Work to complete |
Find every line of the listing below where "text" appears, and copy it.

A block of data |
┄┄┄┄┄┄┄┄┄┄┄┄┄┄┄┄┄┄┄┄

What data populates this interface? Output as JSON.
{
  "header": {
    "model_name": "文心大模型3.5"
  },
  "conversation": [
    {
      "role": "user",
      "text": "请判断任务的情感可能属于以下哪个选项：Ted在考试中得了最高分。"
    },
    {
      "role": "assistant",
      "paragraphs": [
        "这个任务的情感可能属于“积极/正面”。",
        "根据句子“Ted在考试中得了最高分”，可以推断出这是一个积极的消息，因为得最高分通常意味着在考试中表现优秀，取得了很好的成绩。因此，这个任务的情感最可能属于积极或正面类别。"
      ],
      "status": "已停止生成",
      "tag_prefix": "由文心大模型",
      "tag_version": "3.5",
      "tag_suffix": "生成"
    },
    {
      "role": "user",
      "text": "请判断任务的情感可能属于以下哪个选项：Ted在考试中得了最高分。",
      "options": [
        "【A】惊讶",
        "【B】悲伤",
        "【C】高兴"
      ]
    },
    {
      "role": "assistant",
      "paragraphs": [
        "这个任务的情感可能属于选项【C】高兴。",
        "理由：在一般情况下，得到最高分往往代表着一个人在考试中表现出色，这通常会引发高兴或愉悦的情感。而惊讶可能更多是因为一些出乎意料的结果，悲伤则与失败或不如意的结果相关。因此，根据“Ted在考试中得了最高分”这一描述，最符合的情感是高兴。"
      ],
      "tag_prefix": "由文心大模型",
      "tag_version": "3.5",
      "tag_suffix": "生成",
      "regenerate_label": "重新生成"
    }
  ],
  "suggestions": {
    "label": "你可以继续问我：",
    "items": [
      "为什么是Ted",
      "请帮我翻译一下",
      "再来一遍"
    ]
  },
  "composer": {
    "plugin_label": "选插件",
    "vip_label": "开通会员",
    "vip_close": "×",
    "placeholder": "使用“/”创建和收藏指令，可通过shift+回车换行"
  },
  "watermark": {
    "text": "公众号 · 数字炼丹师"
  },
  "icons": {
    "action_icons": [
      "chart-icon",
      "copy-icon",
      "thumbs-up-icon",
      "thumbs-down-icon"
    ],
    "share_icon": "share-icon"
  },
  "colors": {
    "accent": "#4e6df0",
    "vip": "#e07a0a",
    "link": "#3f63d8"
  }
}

┄┄┄┄┄┄┄┄┄┄┄┄┄┄┄┄┄┄┄┄

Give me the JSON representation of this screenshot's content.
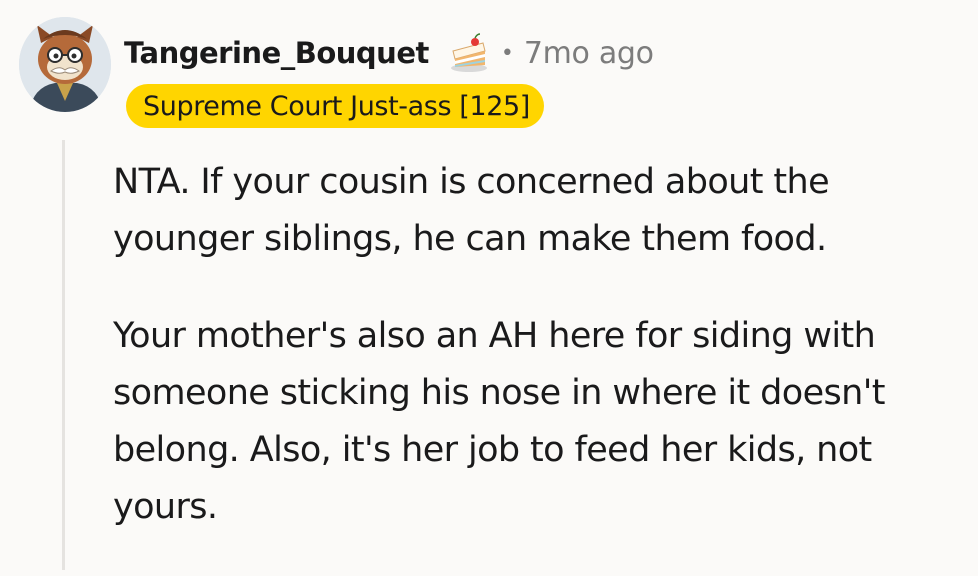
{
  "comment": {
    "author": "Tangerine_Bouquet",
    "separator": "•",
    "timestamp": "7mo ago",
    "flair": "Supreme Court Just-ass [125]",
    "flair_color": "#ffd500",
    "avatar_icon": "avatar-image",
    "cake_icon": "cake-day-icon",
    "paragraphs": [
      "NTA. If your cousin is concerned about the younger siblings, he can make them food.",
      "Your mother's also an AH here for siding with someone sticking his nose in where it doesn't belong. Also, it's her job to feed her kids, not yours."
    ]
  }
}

┄┄┄┄┄┄┄┄┄┄┄┄┄┄┄┄┄┄┄┄

Task response |
      "text": "请判断任务的情感可能属于以下哪个选项：Ted在考试中得了最高分。"
      "text": "请判断任务的情感可能属于以下哪个选项：Ted在考试中得了最高分。",
    "text": "公众号 · 数字炼丹师"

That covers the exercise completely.